━━━━━ DATA MASUKAN ━━━━━

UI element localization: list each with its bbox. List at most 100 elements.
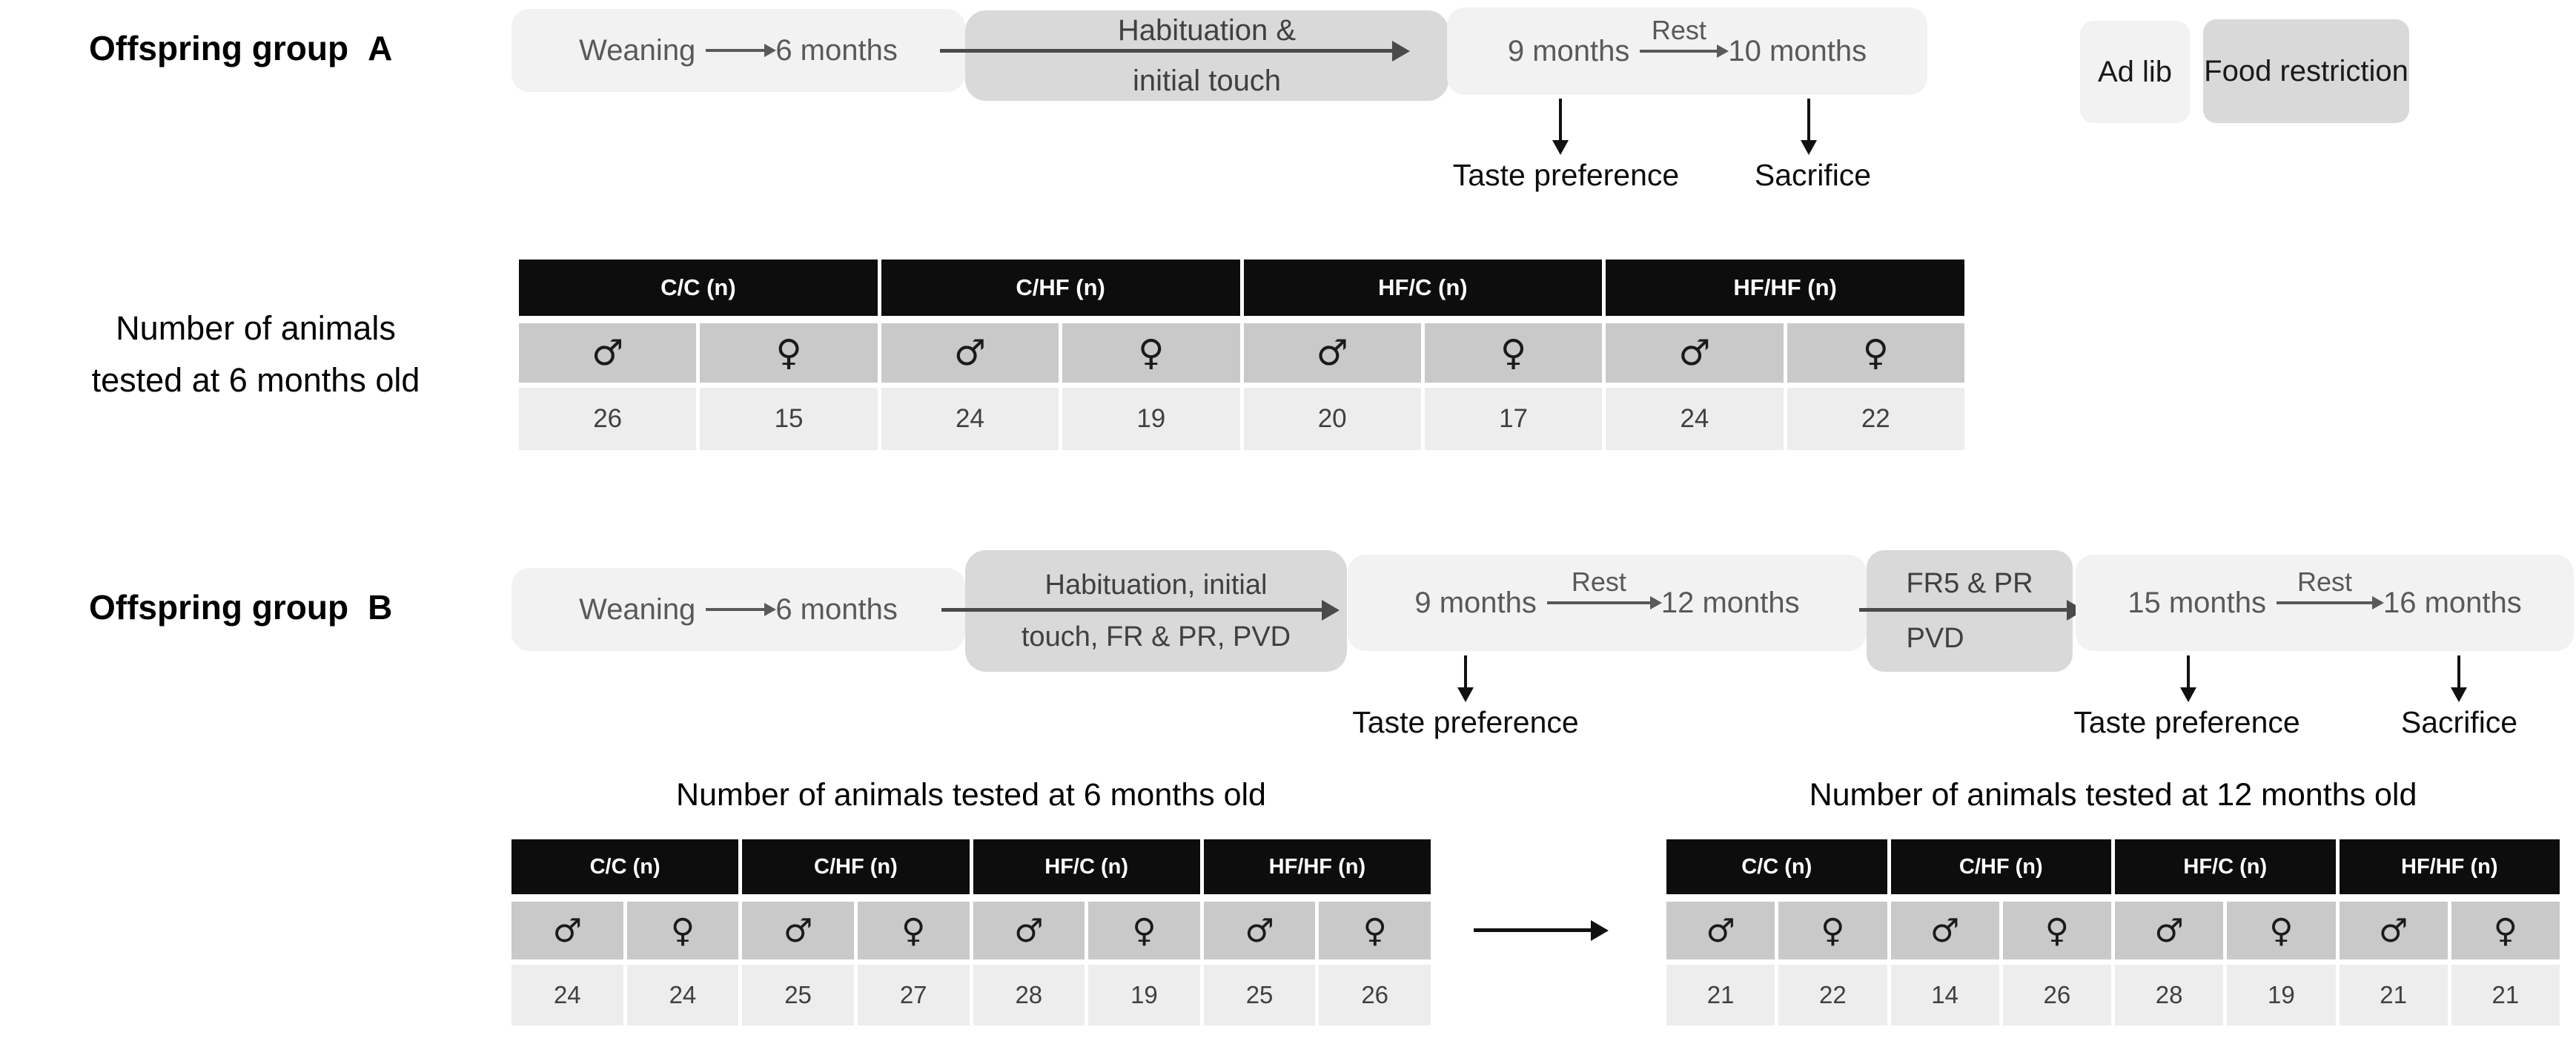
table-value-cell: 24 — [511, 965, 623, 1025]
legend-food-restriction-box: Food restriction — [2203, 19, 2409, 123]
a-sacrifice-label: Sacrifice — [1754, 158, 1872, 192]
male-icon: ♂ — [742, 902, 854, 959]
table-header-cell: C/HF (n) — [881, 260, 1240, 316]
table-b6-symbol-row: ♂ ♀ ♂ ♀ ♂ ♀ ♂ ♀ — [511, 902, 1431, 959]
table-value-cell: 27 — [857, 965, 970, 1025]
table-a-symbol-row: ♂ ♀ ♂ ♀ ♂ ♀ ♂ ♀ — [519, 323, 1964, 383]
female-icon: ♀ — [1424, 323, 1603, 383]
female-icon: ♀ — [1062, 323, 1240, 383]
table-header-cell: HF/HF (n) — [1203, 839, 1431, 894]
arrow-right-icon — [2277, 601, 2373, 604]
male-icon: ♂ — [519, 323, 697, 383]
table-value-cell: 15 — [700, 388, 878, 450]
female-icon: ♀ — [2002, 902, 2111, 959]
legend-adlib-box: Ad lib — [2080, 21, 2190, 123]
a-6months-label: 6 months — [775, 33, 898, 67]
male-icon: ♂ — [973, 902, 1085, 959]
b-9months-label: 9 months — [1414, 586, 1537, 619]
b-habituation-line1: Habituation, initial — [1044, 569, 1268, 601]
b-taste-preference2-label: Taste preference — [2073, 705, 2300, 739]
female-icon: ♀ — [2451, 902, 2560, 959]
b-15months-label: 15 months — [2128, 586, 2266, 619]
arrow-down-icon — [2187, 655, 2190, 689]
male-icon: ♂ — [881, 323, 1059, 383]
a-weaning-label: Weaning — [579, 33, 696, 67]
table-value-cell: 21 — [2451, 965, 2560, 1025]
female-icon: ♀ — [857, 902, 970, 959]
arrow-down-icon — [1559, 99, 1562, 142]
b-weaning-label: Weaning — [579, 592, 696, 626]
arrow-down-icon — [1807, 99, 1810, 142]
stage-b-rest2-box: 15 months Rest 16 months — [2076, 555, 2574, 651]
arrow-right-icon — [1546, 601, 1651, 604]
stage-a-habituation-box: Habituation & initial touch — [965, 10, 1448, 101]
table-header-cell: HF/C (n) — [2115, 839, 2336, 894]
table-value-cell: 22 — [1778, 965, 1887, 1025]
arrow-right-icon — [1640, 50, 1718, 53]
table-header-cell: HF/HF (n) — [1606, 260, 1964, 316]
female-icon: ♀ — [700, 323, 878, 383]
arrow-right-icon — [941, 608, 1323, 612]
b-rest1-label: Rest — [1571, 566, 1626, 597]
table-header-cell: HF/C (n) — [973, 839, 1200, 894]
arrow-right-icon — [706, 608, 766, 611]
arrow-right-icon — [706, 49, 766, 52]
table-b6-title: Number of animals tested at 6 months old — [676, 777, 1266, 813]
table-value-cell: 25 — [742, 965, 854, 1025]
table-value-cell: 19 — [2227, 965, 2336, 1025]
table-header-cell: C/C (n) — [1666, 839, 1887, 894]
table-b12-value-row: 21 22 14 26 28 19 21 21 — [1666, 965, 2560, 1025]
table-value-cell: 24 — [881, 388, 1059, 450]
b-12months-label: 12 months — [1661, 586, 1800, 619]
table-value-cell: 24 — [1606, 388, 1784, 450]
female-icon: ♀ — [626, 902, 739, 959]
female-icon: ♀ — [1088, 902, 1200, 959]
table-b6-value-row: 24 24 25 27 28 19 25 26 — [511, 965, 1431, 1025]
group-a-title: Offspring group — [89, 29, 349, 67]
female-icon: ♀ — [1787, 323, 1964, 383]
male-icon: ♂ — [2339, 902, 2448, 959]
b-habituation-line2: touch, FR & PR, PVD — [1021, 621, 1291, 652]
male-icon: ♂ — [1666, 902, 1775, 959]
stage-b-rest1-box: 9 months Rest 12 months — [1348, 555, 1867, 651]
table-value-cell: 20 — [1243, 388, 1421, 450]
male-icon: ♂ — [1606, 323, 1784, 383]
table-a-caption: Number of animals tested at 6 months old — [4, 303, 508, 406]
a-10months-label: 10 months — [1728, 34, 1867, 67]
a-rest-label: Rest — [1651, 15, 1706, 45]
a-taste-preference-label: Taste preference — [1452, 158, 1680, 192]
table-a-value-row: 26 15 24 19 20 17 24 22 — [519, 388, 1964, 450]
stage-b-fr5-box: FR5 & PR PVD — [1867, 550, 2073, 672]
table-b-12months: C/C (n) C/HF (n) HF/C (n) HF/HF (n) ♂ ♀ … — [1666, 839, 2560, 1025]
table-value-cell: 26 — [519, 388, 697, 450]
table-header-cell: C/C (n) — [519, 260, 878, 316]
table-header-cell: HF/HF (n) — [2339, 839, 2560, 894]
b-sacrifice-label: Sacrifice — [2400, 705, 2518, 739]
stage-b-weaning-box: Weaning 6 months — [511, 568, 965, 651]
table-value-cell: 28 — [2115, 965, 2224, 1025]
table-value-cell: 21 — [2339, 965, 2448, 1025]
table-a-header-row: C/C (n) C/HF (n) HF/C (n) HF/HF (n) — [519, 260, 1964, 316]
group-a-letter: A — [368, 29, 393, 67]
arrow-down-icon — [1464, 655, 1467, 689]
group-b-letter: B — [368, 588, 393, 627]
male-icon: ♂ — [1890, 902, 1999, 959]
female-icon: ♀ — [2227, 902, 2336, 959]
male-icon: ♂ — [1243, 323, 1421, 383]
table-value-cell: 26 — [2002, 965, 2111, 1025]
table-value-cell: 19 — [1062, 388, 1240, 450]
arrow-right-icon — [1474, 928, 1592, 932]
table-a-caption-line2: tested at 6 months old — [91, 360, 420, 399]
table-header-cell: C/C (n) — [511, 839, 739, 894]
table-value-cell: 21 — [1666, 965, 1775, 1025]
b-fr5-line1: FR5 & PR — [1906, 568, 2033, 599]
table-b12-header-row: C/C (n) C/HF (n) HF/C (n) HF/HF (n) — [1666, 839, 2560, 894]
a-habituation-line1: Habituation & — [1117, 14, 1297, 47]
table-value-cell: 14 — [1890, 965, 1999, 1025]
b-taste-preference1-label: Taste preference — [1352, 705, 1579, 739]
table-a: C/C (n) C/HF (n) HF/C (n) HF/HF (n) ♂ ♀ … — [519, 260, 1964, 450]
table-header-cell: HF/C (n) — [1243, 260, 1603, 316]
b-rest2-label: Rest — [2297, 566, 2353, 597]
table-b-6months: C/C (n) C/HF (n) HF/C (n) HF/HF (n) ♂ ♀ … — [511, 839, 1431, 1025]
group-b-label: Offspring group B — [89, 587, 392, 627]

━━━━━

SOAL LATIHAN: Ekstrak seluruh baris dari semua catatan di atas tanpa mengubah satu karakter pun. Jangan sertakan gambar dalam jawaban.

JAWABAN BERIKUT:
UI element localization: list each with its bbox. List at most 100 elements.
table-value-cell: 24 — [511, 965, 623, 1025]
legend-food-restriction-box: Food restriction — [2203, 19, 2409, 123]
a-sacrifice-label: Sacrifice — [1754, 158, 1872, 192]
male-icon: ♂ — [742, 902, 854, 959]
table-header-cell: C/HF (n) — [881, 260, 1240, 316]
table-b6-symbol-row: ♂ ♀ ♂ ♀ ♂ ♀ ♂ ♀ — [511, 902, 1431, 959]
table-value-cell: 27 — [857, 965, 970, 1025]
table-a-symbol-row: ♂ ♀ ♂ ♀ ♂ ♀ ♂ ♀ — [519, 323, 1964, 383]
female-icon: ♀ — [1424, 323, 1603, 383]
female-icon: ♀ — [1062, 323, 1240, 383]
table-header-cell: HF/HF (n) — [1203, 839, 1431, 894]
arrow-right-icon — [2277, 601, 2373, 604]
male-icon: ♂ — [519, 323, 697, 383]
table-value-cell: 15 — [700, 388, 878, 450]
female-icon: ♀ — [2002, 902, 2111, 959]
legend-adlib-box: Ad lib — [2080, 21, 2190, 123]
a-6months-label: 6 months — [775, 33, 898, 67]
male-icon: ♂ — [973, 902, 1085, 959]
b-9months-label: 9 months — [1414, 586, 1537, 619]
b-habituation-line1: Habituation, initial — [1044, 569, 1268, 601]
b-taste-preference2-label: Taste preference — [2073, 705, 2300, 739]
female-icon: ♀ — [2451, 902, 2560, 959]
b-15months-label: 15 months — [2128, 586, 2266, 619]
arrow-down-icon — [2187, 655, 2190, 689]
male-icon: ♂ — [881, 323, 1059, 383]
a-weaning-label: Weaning — [579, 33, 696, 67]
table-value-cell: 21 — [2451, 965, 2560, 1025]
female-icon: ♀ — [857, 902, 970, 959]
arrow-down-icon — [1559, 99, 1562, 142]
b-weaning-label: Weaning — [579, 592, 696, 626]
arrow-down-icon — [1807, 99, 1810, 142]
stage-b-rest2-box: 15 months Rest 16 months — [2076, 555, 2574, 651]
arrow-right-icon — [1546, 601, 1651, 604]
stage-a-habituation-box: Habituation & initial touch — [965, 10, 1448, 101]
table-header-cell: HF/C (n) — [2115, 839, 2336, 894]
table-value-cell: 22 — [1778, 965, 1887, 1025]
arrow-right-icon — [1640, 50, 1718, 53]
table-header-cell: HF/HF (n) — [1606, 260, 1964, 316]
female-icon: ♀ — [700, 323, 878, 383]
arrow-right-icon — [941, 608, 1323, 612]
b-rest1-label: Rest — [1571, 566, 1626, 597]
table-header-cell: HF/C (n) — [973, 839, 1200, 894]
arrow-right-icon — [706, 608, 766, 611]
arrow-right-icon — [706, 49, 766, 52]
table-b6-title: Number of animals tested at 6 months old — [676, 777, 1266, 813]
table-value-cell: 25 — [742, 965, 854, 1025]
table-value-cell: 19 — [2227, 965, 2336, 1025]
table-header-cell: C/C (n) — [1666, 839, 1887, 894]
table-b12-value-row: 21 22 14 26 28 19 21 21 — [1666, 965, 2560, 1025]
table-value-cell: 24 — [881, 388, 1059, 450]
b-12months-label: 12 months — [1661, 586, 1800, 619]
table-value-cell: 24 — [1606, 388, 1784, 450]
female-icon: ♀ — [626, 902, 739, 959]
female-icon: ♀ — [1088, 902, 1200, 959]
table-b6-value-row: 24 24 25 27 28 19 25 26 — [511, 965, 1431, 1025]
group-a-title: Offspring group — [89, 29, 349, 67]
female-icon: ♀ — [1787, 323, 1964, 383]
male-icon: ♂ — [2339, 902, 2448, 959]
b-habituation-line2: touch, FR & PR, PVD — [1021, 621, 1291, 652]
male-icon: ♂ — [1666, 902, 1775, 959]
stage-b-rest1-box: 9 months Rest 12 months — [1348, 555, 1867, 651]
table-value-cell: 20 — [1243, 388, 1421, 450]
male-icon: ♂ — [1606, 323, 1784, 383]
table-a-caption: Number of animals tested at 6 months old — [4, 303, 508, 406]
a-10months-label: 10 months — [1728, 34, 1867, 67]
a-rest-label: Rest — [1651, 15, 1706, 45]
a-taste-preference-label: Taste preference — [1452, 158, 1680, 192]
table-a-value-row: 26 15 24 19 20 17 24 22 — [519, 388, 1964, 450]
stage-b-fr5-box: FR5 & PR PVD — [1867, 550, 2073, 672]
table-b-12months: C/C (n) C/HF (n) HF/C (n) HF/HF (n) ♂ ♀ … — [1666, 839, 2560, 1025]
table-value-cell: 26 — [519, 388, 697, 450]
table-header-cell: C/C (n) — [519, 260, 878, 316]
table-header-cell: HF/HF (n) — [2339, 839, 2560, 894]
b-sacrifice-label: Sacrifice — [2400, 705, 2518, 739]
stage-b-weaning-box: Weaning 6 months — [511, 568, 965, 651]
table-value-cell: 28 — [2115, 965, 2224, 1025]
table-value-cell: 21 — [2339, 965, 2448, 1025]
table-a-header-row: C/C (n) C/HF (n) HF/C (n) HF/HF (n) — [519, 260, 1964, 316]
group-a-letter: A — [368, 29, 393, 67]
arrow-down-icon — [1464, 655, 1467, 689]
group-b-letter: B — [368, 588, 393, 627]
male-icon: ♂ — [1890, 902, 1999, 959]
female-icon: ♀ — [2227, 902, 2336, 959]
male-icon: ♂ — [1243, 323, 1421, 383]
table-value-cell: 26 — [2002, 965, 2111, 1025]
table-value-cell: 19 — [1062, 388, 1240, 450]
arrow-right-icon — [1474, 928, 1592, 932]
table-a-caption-line2: tested at 6 months old — [91, 360, 420, 399]
table-header-cell: C/C (n) — [511, 839, 739, 894]
table-value-cell: 21 — [1666, 965, 1775, 1025]
b-fr5-line1: FR5 & PR — [1906, 568, 2033, 599]
table-b12-header-row: C/C (n) C/HF (n) HF/C (n) HF/HF (n) — [1666, 839, 2560, 894]
a-habituation-line1: Habituation & — [1117, 14, 1297, 47]
table-value-cell: 14 — [1890, 965, 1999, 1025]
b-taste-preference1-label: Taste preference — [1352, 705, 1579, 739]
table-a: C/C (n) C/HF (n) HF/C (n) HF/HF (n) ♂ ♀ … — [519, 260, 1964, 450]
table-header-cell: HF/C (n) — [1243, 260, 1603, 316]
b-rest2-label: Rest — [2297, 566, 2353, 597]
table-b-6months: C/C (n) C/HF (n) HF/C (n) HF/HF (n) ♂ ♀ … — [511, 839, 1431, 1025]
group-b-label: Offspring group B — [89, 587, 392, 627]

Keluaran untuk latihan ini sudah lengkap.